>> start RECORDS SUPPLIED

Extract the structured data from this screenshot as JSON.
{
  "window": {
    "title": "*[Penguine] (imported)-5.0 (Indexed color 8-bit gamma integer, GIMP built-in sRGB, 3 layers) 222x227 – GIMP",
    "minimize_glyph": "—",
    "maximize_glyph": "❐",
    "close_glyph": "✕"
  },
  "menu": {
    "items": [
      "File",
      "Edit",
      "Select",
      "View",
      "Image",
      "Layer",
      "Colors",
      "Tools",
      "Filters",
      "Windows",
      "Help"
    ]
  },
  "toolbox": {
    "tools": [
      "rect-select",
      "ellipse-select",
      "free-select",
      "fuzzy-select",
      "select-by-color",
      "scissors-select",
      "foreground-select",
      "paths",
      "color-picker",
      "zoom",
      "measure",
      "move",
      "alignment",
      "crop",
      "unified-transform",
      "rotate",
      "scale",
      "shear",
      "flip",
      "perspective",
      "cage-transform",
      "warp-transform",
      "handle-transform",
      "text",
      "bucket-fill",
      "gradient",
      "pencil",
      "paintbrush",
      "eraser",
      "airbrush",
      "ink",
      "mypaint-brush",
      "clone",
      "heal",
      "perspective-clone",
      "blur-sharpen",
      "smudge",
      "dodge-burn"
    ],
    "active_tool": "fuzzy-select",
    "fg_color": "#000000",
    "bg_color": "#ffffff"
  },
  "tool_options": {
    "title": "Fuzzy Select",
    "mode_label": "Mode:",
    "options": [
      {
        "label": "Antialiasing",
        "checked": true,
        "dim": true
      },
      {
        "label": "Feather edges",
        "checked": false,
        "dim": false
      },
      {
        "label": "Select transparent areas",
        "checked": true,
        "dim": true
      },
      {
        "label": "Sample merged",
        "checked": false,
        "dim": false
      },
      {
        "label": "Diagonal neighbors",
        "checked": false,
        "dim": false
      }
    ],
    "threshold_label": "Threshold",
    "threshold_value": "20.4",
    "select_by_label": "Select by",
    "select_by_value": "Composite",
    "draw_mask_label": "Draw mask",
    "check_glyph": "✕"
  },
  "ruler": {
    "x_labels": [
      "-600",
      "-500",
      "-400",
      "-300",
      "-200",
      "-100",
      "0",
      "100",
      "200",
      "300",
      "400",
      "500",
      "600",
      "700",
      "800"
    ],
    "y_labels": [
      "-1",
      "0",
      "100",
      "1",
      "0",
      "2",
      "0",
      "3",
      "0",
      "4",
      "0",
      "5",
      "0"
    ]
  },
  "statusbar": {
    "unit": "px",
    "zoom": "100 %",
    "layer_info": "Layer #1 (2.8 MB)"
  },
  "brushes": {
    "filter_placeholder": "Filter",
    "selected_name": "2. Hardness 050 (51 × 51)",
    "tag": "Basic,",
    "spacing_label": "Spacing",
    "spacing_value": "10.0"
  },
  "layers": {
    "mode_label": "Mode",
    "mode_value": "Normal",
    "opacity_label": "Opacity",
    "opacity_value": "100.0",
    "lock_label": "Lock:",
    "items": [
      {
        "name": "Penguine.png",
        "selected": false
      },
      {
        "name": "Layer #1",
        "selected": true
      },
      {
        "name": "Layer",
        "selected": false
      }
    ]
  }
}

>> end RECORDS SUPPLIED
>> start RECORDS SUPPLIED

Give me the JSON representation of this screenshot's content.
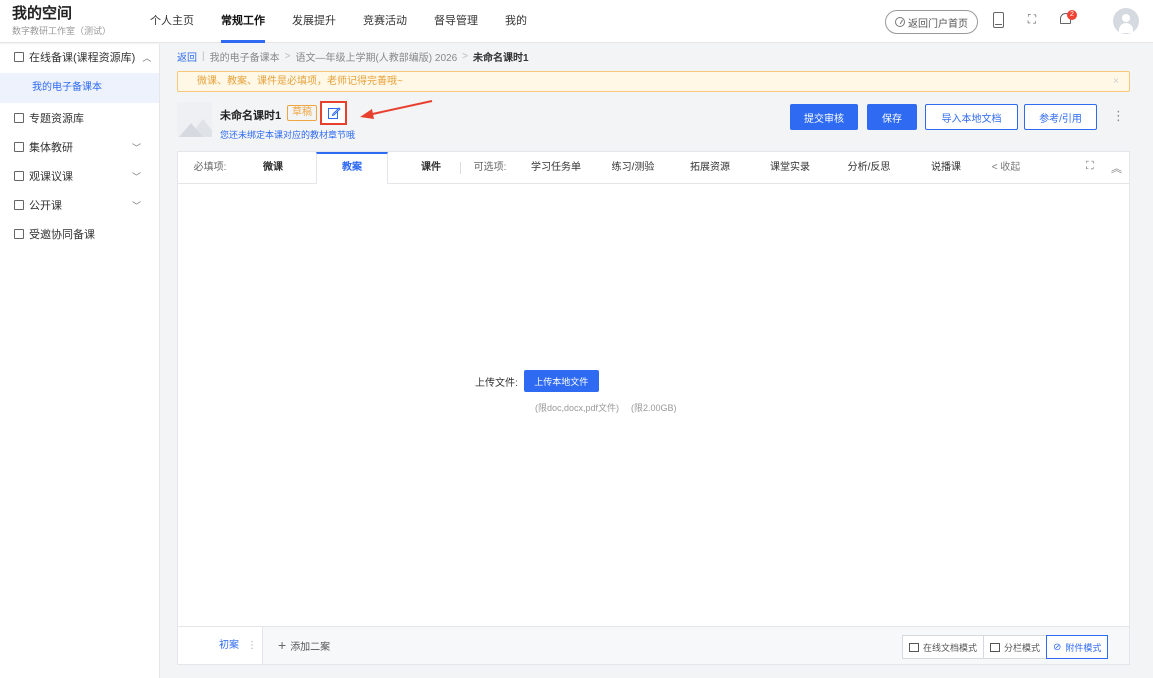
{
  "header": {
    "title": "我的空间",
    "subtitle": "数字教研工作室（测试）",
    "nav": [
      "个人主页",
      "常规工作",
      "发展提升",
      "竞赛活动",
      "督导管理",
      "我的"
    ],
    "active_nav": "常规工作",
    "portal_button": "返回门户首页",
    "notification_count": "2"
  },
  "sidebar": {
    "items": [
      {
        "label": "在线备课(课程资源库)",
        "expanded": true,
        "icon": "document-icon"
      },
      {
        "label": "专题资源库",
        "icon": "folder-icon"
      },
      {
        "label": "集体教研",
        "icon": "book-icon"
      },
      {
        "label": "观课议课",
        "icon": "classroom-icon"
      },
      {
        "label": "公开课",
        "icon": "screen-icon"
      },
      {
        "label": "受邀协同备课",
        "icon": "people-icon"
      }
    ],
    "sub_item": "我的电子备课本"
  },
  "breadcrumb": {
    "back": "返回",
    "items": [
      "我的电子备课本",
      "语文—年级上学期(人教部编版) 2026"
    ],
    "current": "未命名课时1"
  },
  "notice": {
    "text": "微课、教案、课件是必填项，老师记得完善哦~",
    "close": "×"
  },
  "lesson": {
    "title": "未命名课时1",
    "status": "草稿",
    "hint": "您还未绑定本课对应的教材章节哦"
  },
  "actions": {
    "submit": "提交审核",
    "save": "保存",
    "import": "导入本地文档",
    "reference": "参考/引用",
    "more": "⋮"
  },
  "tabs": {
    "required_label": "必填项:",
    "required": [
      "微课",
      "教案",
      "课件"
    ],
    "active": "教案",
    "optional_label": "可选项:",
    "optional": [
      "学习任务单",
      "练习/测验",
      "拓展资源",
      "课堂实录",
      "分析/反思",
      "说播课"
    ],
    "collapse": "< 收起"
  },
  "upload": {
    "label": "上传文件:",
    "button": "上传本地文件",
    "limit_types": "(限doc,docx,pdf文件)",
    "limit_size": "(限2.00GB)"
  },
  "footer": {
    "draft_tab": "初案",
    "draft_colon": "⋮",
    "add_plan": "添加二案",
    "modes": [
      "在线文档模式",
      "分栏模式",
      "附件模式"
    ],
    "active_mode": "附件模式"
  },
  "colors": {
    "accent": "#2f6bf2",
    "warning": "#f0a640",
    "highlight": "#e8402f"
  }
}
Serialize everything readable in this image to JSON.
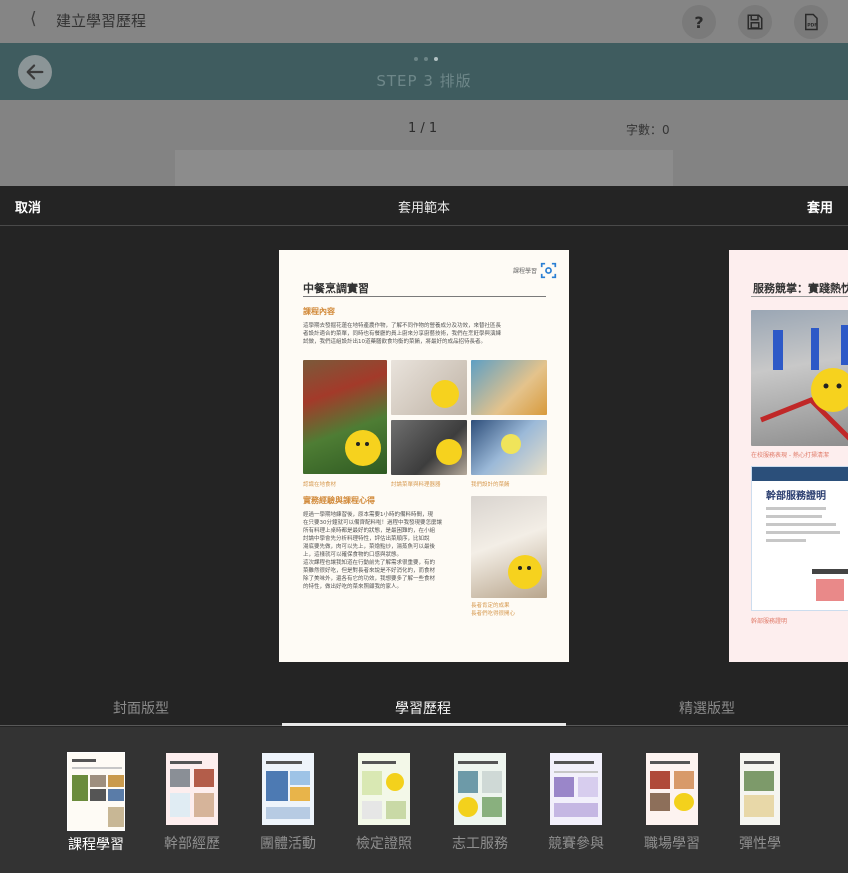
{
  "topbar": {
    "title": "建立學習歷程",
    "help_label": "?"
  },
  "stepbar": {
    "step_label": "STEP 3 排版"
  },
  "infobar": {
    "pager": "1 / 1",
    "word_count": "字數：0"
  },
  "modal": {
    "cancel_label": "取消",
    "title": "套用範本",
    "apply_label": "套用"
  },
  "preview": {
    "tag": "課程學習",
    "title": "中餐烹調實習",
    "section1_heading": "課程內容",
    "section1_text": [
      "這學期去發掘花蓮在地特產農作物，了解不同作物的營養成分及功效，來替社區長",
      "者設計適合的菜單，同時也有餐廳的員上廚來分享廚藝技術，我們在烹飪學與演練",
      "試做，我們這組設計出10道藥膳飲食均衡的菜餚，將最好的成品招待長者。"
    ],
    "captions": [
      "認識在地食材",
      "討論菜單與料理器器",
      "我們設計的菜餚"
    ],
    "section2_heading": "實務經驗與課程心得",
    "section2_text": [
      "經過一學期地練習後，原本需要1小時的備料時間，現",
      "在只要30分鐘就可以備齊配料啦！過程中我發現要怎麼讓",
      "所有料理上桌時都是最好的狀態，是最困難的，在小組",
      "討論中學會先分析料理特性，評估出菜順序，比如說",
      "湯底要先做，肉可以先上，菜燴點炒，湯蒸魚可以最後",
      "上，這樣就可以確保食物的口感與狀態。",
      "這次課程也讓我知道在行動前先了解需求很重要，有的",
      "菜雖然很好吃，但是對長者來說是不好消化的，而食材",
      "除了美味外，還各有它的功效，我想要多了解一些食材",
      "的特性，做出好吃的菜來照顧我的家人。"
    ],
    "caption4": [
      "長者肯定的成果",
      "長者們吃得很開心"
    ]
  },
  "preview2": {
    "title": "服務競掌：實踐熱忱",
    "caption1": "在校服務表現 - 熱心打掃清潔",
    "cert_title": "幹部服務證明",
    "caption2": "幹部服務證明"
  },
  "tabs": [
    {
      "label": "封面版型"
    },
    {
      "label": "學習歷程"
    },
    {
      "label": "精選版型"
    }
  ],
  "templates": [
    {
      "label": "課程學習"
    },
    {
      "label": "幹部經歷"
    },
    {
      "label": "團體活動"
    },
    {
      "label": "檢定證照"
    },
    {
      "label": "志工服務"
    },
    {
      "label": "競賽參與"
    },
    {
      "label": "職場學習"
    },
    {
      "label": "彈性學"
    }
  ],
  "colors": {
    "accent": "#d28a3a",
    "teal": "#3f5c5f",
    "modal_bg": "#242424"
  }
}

>> end RECORDS SUPPLIED

PROBLEM DETAILS => Look through the entries above and report the number of lines that contain "JSON". Write only the number.

THE RESPONSE => 3